— start —

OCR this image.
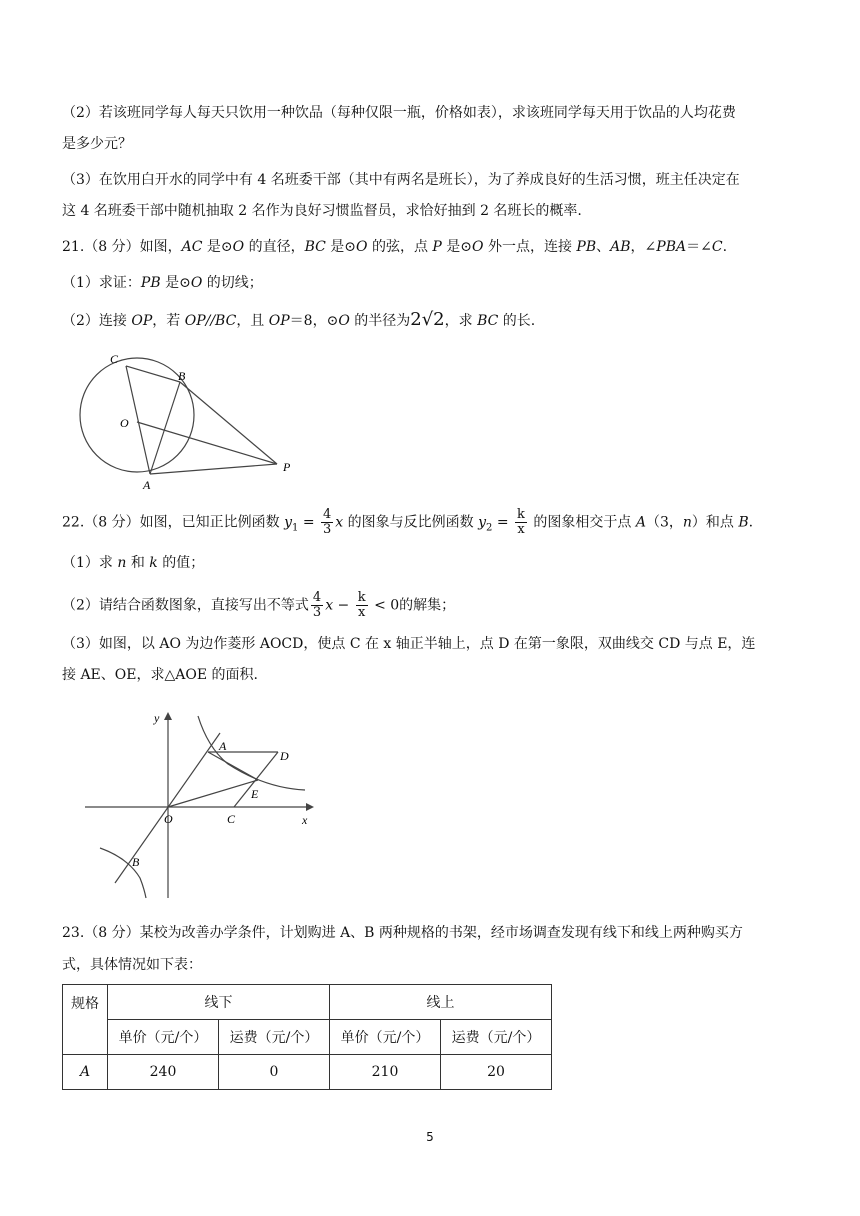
（2）若该班同学每人每天只饮用一种饮品（每种仅限一瓶，价格如表），求该班同学每天用于饮品的人均花费
是多少元？
（3）在饮用白开水的同学中有 4 名班委干部（其中有两名是班长），为了养成良好的生活习惯，班主任决定在
这 4 名班委干部中随机抽取 2 名作为良好习惯监督员，求恰好抽到 2 名班长的概率.
21.（8 分）如图，AC 是⊙O 的直径，BC 是⊙O 的弦，点 P 是⊙O 外一点，连接 PB、AB，∠PBA＝∠C.
（1）求证：PB 是⊙O 的切线；
（2）连接 OP，若 OP//BC，且 OP＝8，⊙O 的半径为2√2，求 BC 的长.
C
B
O
A
P
22.（8 分）如图，已知正比例函数 $y_1 = \frac{4}{3}$ x 的图象与反比例函数 $y_2 = \frac{k}{x}$ 的图象相交于点 A（3，n）和点 B.
（1）求 n 和 k 的值；
（2）请结合函数图象，直接写出不等式 $\frac{4}{3}$ $x - \frac{k}{x} < 0$的解集；
（3）如图，以 AO 为边作菱形 AOCD，使点 C 在 x 轴正半轴上，点 D 在第一象限，双曲线交 CD 与点 E，连
接 AE、OE，求△AOE 的面积.
y
x
A
D
E
O	C
B
23.（8 分）某校为改善办学条件，计划购进 A、B 两种规格的书架，经市场调查发现有线下和线上两种购买方
式，具体情况如下表：
规格	线下		线上	
	单价（元/个）	运费（元/个）	单价（元/个）	运费（元/个）
A	240	0	210	20
5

— end —

# [STATED PROBLEM]
Using the records above, find and show each line with the string "frac".

# [TASK RESULT]
22.（8 分）如图，已知正比例函数 $y_1 = \frac{4}{3}$ x 的图象与反比例函数 $y_2 = \frac{k}{x}$ 的图象相交于点 A（3，n）和点 B.
（2）请结合函数图象，直接写出不等式 $\frac{4}{3}$ $x - \frac{k}{x} < 0$的解集；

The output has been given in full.